→ **What to work on**:
[A] In the blog entries on translation and languages, reproduce the passage between "(Romantsch, Switzerland's fourth" and "дoстoинствo и прaвa.", inclusive.
[B] Which people are mentioned by name in the blog entries on translation and languages?
[C] In the blog entries on translation and languages, which Russian epic did Nabokov translate into English?

→ **Page extract**:
►
Monday, September 30, 2013

... and today is International Translation Day. I learned this fact from a book by Eduardo Galeano which was translated into English by Mark Fried.
Vladimir Nabokov wrote that "The clumsiest literal translation is a thousand times more useful than the prettiest paraphrase", and he may be right. Personally, in the case of poetry in translation I like to have the literal AND the pretty paraphrase. Nabokov should have known something about translation. He did write some of his works in German originally, then took responsibility for producing the English language versions of the same works.
He also translated the Russian epic "Prince Igor" into English. I read it many years ago, and now can't remember a thing about it.
I suppose that the international auxiliary language, Esperanto, has too many powerful enemies to be considered as a solution to the problem of international communications, spoken or written. Enemies in the tradition of Hitler and Stalin who saw Esperanto is a threat to their ambitions of world domination. Today it is not necessary to imprison Esperantists and burn their books. Who reads books when there is the lobotomy box? How much Esperanto is heard on the airwaves? I can't recall when I last heard the E-word on radio or on TV.
I still think that one day, when all communication is oral, the world's population will converse in a form of pidgin English.
"... l'avenir m'épouvante", words from the tattooed bodies of French convicts in Cayenne. Somebody's going to have to translate that.

Thursday, September 26, 2013

Today is "European Day of Languages", which I've never heard of before. Apparently its purpose is to encourage the learning of languages other than one's own. I heard of this on the radio this morning ,from a newsreader who went on to pronounce the term laissez-faire as "lassez-faire".
Well, I've never been one to miss the opportunity to throw some exotica into the mix. So here are some examples of less well known European languages. The English version will come at the end, in case the meaning isn't clear already.

Tuots umans naschan libers ed eguals in dignità e drets.
Els sun dotats cun intellet e conscienza e dessan agir tanter per in uin spiert da fraternità .
(Romantsch, Switzerland's fourth language, in terms of speakers)

Wšykne luźe su lichotne roźone a jadnake po dostojnosći a pšawach.
Woni maju rozym a wědobnosć a maju ze sobu w duchu bratšojstwa wobchadaś.
(Lower Sorbian, a Slavic language of Eastern Germany, once banned by the Nazis)

Totu sos èsseres umanos naschint lìberos e eguales in dinnidade e in deretos.
Issos tenent sa resone e sa cussèntzia e depent operare s'unu cun s'àteru cun ispìritu de fraternidade.
(Sardinian, or Sardu, which Mussolini claimed to be an Italian dialect)

Ситe чoвeчки суштeствa сe рaѓaaт слoбoдни и eднaкви пo дoстoинствo и прaвa.
Tиe сe oбдaрeни сo рaзум и сoвeст и трeбa дa сe oднeсувaaт eдeн кoн друг вo дуxoт нa oпштo чoвeчкaтa припaднoст.
◄
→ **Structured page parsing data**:
►
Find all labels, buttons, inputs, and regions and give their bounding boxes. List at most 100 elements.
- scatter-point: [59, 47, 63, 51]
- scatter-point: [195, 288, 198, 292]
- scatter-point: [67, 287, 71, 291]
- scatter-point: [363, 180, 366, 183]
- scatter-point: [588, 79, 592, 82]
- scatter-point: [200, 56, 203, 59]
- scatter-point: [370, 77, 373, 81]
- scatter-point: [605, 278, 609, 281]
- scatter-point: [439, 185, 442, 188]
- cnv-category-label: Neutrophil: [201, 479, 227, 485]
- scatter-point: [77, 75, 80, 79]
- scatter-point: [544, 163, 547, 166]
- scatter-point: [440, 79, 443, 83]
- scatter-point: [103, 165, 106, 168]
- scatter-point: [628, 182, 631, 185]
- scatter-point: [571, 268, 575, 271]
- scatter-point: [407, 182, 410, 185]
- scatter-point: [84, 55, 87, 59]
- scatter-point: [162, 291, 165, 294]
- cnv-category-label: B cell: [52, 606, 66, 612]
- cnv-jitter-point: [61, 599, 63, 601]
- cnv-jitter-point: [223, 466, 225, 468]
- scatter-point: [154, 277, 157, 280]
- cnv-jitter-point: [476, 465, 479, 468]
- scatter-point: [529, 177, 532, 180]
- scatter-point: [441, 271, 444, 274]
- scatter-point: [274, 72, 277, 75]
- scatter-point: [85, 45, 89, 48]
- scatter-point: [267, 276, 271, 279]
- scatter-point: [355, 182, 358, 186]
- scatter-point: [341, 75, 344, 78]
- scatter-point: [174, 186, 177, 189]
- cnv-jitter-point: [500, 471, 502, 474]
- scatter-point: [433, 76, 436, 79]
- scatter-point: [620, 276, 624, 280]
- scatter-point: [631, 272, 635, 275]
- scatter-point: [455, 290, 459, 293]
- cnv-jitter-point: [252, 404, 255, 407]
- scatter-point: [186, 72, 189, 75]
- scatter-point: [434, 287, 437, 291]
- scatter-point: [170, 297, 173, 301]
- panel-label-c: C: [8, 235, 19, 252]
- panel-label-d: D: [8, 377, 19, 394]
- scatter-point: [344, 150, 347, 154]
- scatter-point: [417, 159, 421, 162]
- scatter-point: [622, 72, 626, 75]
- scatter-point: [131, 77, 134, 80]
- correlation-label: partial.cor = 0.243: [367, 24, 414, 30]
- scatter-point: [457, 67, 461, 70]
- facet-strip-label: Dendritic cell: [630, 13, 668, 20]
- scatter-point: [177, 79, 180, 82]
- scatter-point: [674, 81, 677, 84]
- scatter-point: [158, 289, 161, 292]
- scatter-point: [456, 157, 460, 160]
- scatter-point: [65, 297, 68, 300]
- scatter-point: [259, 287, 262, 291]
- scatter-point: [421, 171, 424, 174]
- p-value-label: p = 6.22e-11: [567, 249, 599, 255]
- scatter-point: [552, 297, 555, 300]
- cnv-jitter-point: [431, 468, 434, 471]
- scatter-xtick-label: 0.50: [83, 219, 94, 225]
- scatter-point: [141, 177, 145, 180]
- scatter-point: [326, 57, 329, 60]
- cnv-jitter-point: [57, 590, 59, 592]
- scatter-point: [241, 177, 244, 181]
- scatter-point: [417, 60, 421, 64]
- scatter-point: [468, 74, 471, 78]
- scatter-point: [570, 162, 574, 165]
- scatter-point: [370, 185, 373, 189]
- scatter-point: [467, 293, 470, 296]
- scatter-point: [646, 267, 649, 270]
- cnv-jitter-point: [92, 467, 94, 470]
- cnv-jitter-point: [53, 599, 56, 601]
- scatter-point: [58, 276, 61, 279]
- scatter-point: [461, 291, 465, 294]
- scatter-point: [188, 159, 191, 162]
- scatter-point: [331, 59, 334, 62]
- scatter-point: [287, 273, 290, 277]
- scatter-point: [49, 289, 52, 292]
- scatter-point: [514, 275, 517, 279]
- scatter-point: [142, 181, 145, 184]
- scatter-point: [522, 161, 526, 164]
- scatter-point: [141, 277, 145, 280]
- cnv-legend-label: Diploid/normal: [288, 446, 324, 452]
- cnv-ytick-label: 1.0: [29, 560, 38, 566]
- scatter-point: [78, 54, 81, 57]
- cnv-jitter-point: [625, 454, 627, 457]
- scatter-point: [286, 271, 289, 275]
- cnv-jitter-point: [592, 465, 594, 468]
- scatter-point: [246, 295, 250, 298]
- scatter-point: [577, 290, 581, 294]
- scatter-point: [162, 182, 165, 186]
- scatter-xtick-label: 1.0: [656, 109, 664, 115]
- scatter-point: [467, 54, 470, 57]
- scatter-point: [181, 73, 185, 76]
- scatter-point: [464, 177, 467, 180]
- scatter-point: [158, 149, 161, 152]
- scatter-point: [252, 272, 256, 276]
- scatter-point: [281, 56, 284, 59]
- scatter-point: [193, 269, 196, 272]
◄
→ **Answers in order**:
[A]
(Romantsch, Switzerland's fourth language, in terms of speakers)

Wšykne luźe su lichotne roźone a jadnake po dostojnosći a pšawach.
Woni maju rozym a wědobnosć a maju ze sobu w duchu bratšojstwa wobchadaś.
(Lower Sorbian, a Slavic language of Eastern Germany, once banned by the Nazis)

Totu sos èsseres umanos naschint lìberos e eguales in dinnidade e in deretos.
Issos tenent sa resone e sa cussèntzia e depent operare s'unu cun s'àteru cun ispìritu de fraternidade.
(Sardinian, or Sardu, which Mussolini claimed to be an Italian dialect)

Ситe чoвeчки суштeствa сe рaѓaaт слoбoдни и eднaкви пo дoстoинствo и прaвa.

[B] Eduardo Galeano, Mark Fried, Vladimir Nabokov, Hitler, Stalin, Mussolini

[C] "Prince Igor"